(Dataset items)
▶
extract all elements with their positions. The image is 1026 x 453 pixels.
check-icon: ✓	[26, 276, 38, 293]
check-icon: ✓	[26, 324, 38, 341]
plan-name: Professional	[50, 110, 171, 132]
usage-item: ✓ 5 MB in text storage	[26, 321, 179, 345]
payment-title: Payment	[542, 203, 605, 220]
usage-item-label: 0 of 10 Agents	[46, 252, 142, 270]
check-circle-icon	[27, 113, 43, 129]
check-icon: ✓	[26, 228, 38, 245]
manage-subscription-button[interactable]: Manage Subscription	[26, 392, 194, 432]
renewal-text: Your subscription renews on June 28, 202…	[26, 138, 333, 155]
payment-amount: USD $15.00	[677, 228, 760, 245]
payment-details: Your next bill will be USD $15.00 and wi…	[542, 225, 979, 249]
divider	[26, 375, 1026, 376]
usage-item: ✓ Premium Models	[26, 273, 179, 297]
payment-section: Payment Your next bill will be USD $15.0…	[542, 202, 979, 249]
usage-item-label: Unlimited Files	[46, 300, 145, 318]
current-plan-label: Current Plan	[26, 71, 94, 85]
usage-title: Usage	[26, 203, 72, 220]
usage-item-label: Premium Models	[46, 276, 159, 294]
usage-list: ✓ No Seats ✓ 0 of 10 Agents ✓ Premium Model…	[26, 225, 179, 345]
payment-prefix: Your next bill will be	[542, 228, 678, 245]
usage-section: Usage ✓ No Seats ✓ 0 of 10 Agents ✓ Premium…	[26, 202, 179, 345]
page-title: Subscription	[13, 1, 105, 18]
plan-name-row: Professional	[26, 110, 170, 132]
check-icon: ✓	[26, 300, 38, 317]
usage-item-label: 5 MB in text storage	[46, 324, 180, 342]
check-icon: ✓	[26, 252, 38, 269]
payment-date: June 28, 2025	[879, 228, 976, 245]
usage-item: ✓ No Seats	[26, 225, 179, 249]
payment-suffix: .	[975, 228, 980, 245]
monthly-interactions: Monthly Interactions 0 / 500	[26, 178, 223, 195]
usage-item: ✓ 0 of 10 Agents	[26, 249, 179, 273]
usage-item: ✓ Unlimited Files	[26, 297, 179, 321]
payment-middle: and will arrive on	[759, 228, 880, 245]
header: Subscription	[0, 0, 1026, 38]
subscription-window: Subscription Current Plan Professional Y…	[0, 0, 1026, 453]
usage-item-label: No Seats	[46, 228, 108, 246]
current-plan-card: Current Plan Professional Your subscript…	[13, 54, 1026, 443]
◀
**WORK TO BE COMPLETED**
Substitute "Unlimited Uploads" for every occurrence of "Unlimited Files" in the rows above and write all the rows out again, changing nothing else.

**COMPLETED TASK**
extract all elements with their positions. The image is 1026 x 453 pixels.
check-icon: ✓	[26, 276, 38, 293]
check-icon: ✓	[26, 324, 38, 341]
plan-name: Professional	[50, 110, 171, 132]
usage-item: ✓ 5 MB in text storage	[26, 321, 179, 345]
payment-title: Payment	[542, 203, 605, 220]
usage-item-label: 0 of 10 Agents	[46, 252, 142, 270]
check-circle-icon	[27, 113, 43, 129]
check-icon: ✓	[26, 228, 38, 245]
manage-subscription-button[interactable]: Manage Subscription	[26, 392, 194, 432]
renewal-text: Your subscription renews on June 28, 202…	[26, 138, 333, 155]
payment-amount: USD $15.00	[677, 228, 760, 245]
payment-details: Your next bill will be USD $15.00 and wi…	[542, 225, 979, 249]
divider	[26, 375, 1026, 376]
usage-item: ✓ Premium Models	[26, 273, 179, 297]
payment-section: Payment Your next bill will be USD $15.0…	[542, 202, 979, 249]
usage-item-label: Unlimited Uploads	[46, 300, 145, 318]
current-plan-label: Current Plan	[26, 71, 94, 85]
usage-title: Usage	[26, 203, 72, 220]
usage-item-label: Premium Models	[46, 276, 159, 294]
usage-list: ✓ No Seats ✓ 0 of 10 Agents ✓ Premium Model…	[26, 225, 179, 345]
payment-prefix: Your next bill will be	[542, 228, 678, 245]
usage-section: Usage ✓ No Seats ✓ 0 of 10 Agents ✓ Premium…	[26, 202, 179, 345]
page-title: Subscription	[13, 1, 105, 18]
plan-name-row: Professional	[26, 110, 170, 132]
check-icon: ✓	[26, 300, 38, 317]
usage-item-label: 5 MB in text storage	[46, 324, 180, 342]
check-icon: ✓	[26, 252, 38, 269]
payment-date: June 28, 2025	[879, 228, 976, 245]
usage-item: ✓ No Seats	[26, 225, 179, 249]
payment-suffix: .	[975, 228, 980, 245]
monthly-interactions: Monthly Interactions 0 / 500	[26, 178, 223, 195]
usage-item: ✓ 0 of 10 Agents	[26, 249, 179, 273]
usage-item: ✓ Unlimited Uploads	[26, 297, 179, 321]
payment-middle: and will arrive on	[759, 228, 880, 245]
header: Subscription	[0, 0, 1026, 38]
subscription-window: Subscription Current Plan Professional Y…	[0, 0, 1026, 453]
usage-item-label: No Seats	[46, 228, 108, 246]
current-plan-card: Current Plan Professional Your subscript…	[13, 54, 1026, 443]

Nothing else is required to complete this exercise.